---------- LISTED RECORDS ----------

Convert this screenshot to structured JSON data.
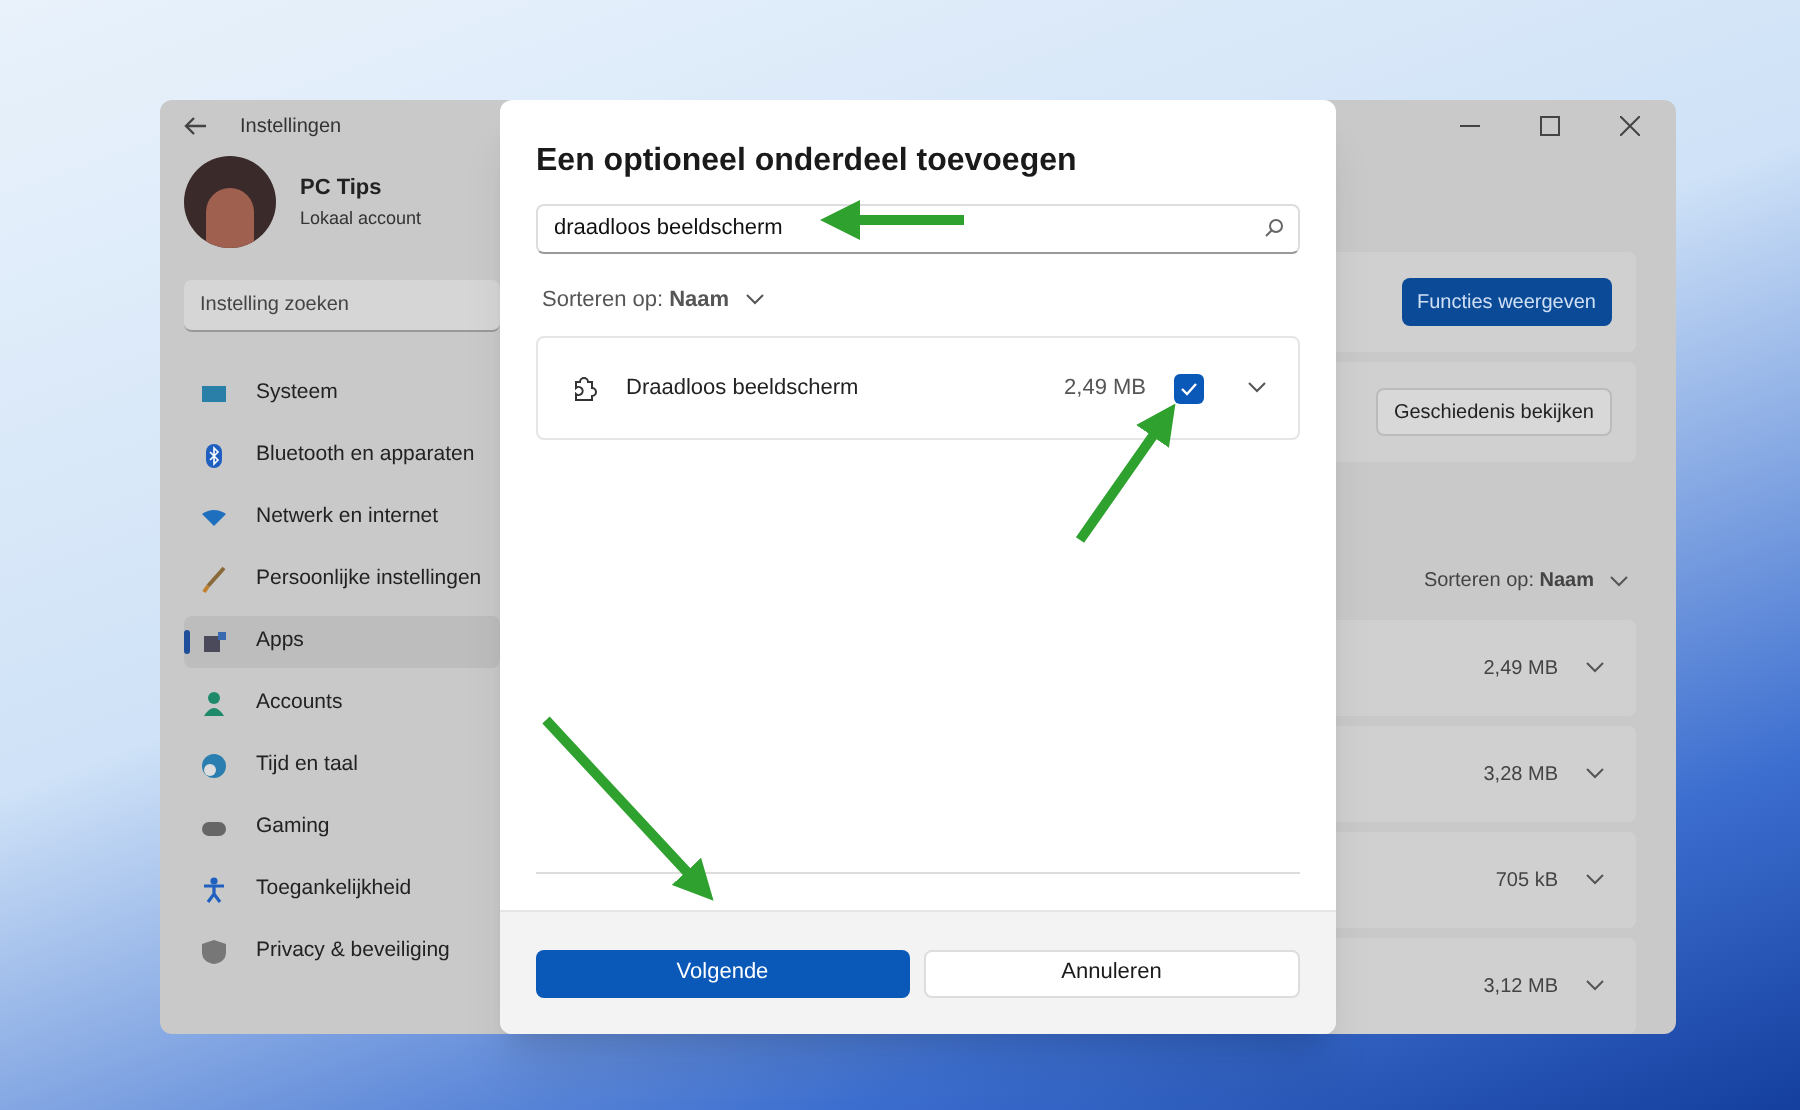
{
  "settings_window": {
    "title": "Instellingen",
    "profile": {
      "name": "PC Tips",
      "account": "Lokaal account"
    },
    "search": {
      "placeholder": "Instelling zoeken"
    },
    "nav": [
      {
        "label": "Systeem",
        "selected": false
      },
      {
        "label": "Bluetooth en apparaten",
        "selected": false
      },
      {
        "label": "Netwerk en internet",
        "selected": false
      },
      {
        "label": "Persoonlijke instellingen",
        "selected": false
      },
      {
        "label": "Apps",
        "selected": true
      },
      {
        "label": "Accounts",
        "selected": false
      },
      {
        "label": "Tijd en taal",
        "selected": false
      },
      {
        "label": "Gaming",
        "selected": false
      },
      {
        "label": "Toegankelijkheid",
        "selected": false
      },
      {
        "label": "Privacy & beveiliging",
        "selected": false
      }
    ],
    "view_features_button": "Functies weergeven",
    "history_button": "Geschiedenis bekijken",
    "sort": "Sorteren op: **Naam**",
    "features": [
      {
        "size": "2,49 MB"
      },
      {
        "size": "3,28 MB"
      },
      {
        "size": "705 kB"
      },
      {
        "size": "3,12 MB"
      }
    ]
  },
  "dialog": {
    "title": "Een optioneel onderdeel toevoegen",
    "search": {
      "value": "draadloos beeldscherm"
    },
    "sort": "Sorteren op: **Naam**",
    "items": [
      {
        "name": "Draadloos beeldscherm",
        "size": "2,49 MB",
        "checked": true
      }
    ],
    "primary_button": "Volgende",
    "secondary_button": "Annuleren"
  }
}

----------

Each entry should be repeated exactly as it appears; the pictures stay out.

REPLY:
Convert this screenshot to structured JSON data.
{
  "settings_window": {
    "title": "Instellingen",
    "profile": {
      "name": "PC Tips",
      "account": "Lokaal account"
    },
    "search": {
      "placeholder": "Instelling zoeken"
    },
    "nav": [
      {
        "label": "Systeem",
        "selected": false
      },
      {
        "label": "Bluetooth en apparaten",
        "selected": false
      },
      {
        "label": "Netwerk en internet",
        "selected": false
      },
      {
        "label": "Persoonlijke instellingen",
        "selected": false
      },
      {
        "label": "Apps",
        "selected": true
      },
      {
        "label": "Accounts",
        "selected": false
      },
      {
        "label": "Tijd en taal",
        "selected": false
      },
      {
        "label": "Gaming",
        "selected": false
      },
      {
        "label": "Toegankelijkheid",
        "selected": false
      },
      {
        "label": "Privacy & beveiliging",
        "selected": false
      }
    ],
    "view_features_button": "Functies weergeven",
    "history_button": "Geschiedenis bekijken",
    "sort": "Sorteren op: **Naam**",
    "features": [
      {
        "size": "2,49 MB"
      },
      {
        "size": "3,28 MB"
      },
      {
        "size": "705 kB"
      },
      {
        "size": "3,12 MB"
      }
    ]
  },
  "dialog": {
    "title": "Een optioneel onderdeel toevoegen",
    "search": {
      "value": "draadloos beeldscherm"
    },
    "sort": "Sorteren op: **Naam**",
    "items": [
      {
        "name": "Draadloos beeldscherm",
        "size": "2,49 MB",
        "checked": true
      }
    ],
    "primary_button": "Volgende",
    "secondary_button": "Annuleren"
  }
}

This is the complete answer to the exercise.